─── Raw data ───
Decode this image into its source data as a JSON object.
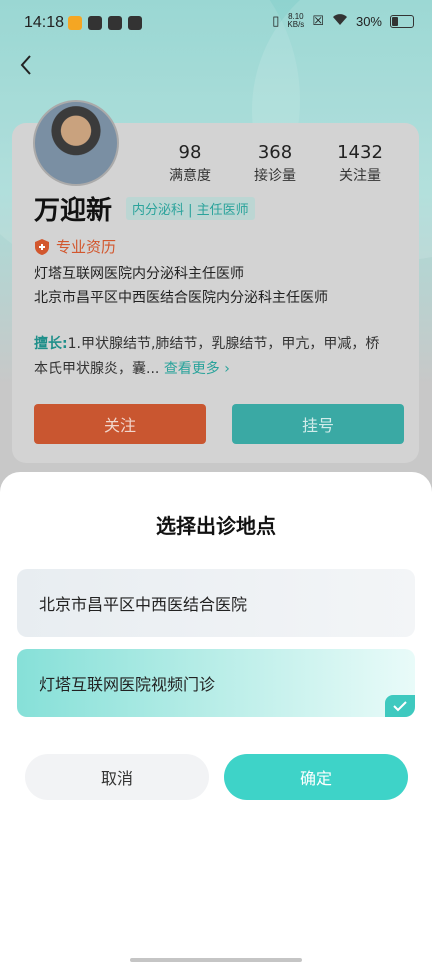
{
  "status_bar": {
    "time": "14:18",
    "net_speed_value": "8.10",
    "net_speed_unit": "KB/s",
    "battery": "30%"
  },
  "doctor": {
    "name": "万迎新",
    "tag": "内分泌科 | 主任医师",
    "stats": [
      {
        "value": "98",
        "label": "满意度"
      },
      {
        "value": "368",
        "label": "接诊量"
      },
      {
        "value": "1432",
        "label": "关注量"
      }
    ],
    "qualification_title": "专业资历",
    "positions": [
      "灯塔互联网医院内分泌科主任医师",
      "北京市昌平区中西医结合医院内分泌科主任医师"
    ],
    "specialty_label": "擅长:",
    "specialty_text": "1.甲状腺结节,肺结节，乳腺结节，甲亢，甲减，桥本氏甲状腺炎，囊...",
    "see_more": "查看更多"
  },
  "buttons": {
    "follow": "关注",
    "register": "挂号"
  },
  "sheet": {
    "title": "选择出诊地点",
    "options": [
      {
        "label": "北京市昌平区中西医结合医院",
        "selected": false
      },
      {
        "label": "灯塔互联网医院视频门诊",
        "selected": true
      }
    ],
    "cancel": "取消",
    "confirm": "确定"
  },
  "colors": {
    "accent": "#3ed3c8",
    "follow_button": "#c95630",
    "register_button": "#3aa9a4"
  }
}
───
─── Raw data ───
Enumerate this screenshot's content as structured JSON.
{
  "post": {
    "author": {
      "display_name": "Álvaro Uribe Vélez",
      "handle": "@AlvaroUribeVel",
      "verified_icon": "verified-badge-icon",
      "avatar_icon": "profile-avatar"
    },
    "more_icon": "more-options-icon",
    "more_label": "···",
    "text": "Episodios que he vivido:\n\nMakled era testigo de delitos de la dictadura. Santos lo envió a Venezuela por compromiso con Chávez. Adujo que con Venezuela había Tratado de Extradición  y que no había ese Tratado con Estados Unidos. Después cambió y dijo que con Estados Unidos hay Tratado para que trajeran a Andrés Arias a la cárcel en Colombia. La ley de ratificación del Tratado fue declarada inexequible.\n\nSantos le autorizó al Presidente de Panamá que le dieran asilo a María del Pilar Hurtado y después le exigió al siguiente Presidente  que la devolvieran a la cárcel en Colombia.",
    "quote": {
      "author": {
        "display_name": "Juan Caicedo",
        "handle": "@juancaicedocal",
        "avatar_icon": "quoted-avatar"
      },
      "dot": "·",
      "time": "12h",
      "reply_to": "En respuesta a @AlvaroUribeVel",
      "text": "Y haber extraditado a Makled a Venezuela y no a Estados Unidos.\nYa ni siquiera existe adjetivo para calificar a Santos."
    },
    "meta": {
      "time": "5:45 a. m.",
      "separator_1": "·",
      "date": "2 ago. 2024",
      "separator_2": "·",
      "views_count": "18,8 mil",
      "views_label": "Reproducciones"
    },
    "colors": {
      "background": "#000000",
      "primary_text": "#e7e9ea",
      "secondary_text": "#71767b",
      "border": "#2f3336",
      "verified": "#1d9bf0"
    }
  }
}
───
# Instructions to follow:
Show every line in the entries where the string "handle" occurs.

# Answer to this exercise:
      "handle": "@AlvaroUribeVel",
        "handle": "@juancaicedocal",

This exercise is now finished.